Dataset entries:
---

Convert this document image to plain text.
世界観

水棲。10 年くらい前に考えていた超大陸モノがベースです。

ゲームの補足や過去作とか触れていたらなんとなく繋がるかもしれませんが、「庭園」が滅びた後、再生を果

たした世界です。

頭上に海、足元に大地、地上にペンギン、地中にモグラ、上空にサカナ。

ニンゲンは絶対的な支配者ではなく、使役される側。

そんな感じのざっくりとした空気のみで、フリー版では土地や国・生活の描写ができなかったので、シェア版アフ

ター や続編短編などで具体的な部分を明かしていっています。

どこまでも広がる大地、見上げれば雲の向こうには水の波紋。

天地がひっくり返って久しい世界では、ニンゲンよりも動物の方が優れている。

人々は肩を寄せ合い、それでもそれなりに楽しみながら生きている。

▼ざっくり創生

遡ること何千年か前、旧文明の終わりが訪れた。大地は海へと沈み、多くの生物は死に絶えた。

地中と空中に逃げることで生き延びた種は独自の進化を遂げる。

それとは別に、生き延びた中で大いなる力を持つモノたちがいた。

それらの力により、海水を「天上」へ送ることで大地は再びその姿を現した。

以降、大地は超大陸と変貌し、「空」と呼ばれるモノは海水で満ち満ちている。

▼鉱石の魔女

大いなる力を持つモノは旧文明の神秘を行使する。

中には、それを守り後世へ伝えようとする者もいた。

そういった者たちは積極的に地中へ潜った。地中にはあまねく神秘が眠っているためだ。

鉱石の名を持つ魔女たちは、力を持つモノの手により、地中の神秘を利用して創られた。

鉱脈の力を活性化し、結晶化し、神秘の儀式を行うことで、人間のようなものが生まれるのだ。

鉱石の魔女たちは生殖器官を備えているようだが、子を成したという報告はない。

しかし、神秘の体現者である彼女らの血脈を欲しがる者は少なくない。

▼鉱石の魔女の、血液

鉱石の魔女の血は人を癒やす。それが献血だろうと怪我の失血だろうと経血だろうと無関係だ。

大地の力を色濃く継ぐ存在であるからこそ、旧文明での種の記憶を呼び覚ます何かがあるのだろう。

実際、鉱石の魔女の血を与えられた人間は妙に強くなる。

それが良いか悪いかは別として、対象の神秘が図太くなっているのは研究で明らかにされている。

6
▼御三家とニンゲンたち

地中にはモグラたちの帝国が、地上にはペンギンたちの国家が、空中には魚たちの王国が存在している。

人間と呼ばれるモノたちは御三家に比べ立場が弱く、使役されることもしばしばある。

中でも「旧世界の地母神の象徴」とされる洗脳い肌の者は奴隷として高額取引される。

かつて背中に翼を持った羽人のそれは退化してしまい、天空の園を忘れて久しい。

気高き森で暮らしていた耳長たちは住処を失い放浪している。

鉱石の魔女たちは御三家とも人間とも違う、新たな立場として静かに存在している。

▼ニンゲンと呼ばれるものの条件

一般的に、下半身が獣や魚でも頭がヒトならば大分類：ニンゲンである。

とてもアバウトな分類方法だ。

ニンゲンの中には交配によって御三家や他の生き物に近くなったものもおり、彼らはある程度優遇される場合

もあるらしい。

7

---

## Given exercise
In full and verbatim, repeat the records given above.

## Written response
Convert this document image to plain text.
世界観

水棲。10 年くらい前に考えていた超大陸モノがベースです。

ゲームの補足や過去作とか触れていたらなんとなく繋がるかもしれませんが、「庭園」が滅びた後、再生を果

たした世界です。

頭上に海、足元に大地、地上にペンギン、地中にモグラ、上空にサカナ。

ニンゲンは絶対的な支配者ではなく、使役される側。

そんな感じのざっくりとした空気のみで、フリー版では土地や国・生活の描写ができなかったので、シェア版アフ

ター や続編短編などで具体的な部分を明かしていっています。

どこまでも広がる大地、見上げれば雲の向こうには水の波紋。

天地がひっくり返って久しい世界では、ニンゲンよりも動物の方が優れている。

人々は肩を寄せ合い、それでもそれなりに楽しみながら生きている。

▼ざっくり創生

遡ること何千年か前、旧文明の終わりが訪れた。大地は海へと沈み、多くの生物は死に絶えた。

地中と空中に逃げることで生き延びた種は独自の進化を遂げる。

それとは別に、生き延びた中で大いなる力を持つモノたちがいた。

それらの力により、海水を「天上」へ送ることで大地は再びその姿を現した。

以降、大地は超大陸と変貌し、「空」と呼ばれるモノは海水で満ち満ちている。

▼鉱石の魔女

大いなる力を持つモノは旧文明の神秘を行使する。

中には、それを守り後世へ伝えようとする者もいた。

そういった者たちは積極的に地中へ潜った。地中にはあまねく神秘が眠っているためだ。

鉱石の名を持つ魔女たちは、力を持つモノの手により、地中の神秘を利用して創られた。

鉱脈の力を活性化し、結晶化し、神秘の儀式を行うことで、人間のようなものが生まれるのだ。

鉱石の魔女たちは生殖器官を備えているようだが、子を成したという報告はない。

しかし、神秘の体現者である彼女らの血脈を欲しがる者は少なくない。

▼鉱石の魔女の、血液

鉱石の魔女の血は人を癒やす。それが献血だろうと怪我の失血だろうと経血だろうと無関係だ。

大地の力を色濃く継ぐ存在であるからこそ、旧文明での種の記憶を呼び覚ます何かがあるのだろう。

実際、鉱石の魔女の血を与えられた人間は妙に強くなる。

それが良いか悪いかは別として、対象の神秘が図太くなっているのは研究で明らかにされている。

6
▼御三家とニンゲンたち

地中にはモグラたちの帝国が、地上にはペンギンたちの国家が、空中には魚たちの王国が存在している。

人間と呼ばれるモノたちは御三家に比べ立場が弱く、使役されることもしばしばある。

中でも「旧世界の地母神の象徴」とされる洗脳い肌の者は奴隷として高額取引される。

かつて背中に翼を持った羽人のそれは退化してしまい、天空の園を忘れて久しい。

気高き森で暮らしていた耳長たちは住処を失い放浪している。

鉱石の魔女たちは御三家とも人間とも違う、新たな立場として静かに存在している。

▼ニンゲンと呼ばれるものの条件

一般的に、下半身が獣や魚でも頭がヒトならば大分類：ニンゲンである。

とてもアバウトな分類方法だ。

ニンゲンの中には交配によって御三家や他の生き物に近くなったものもおり、彼らはある程度優遇される場合

もあるらしい。

7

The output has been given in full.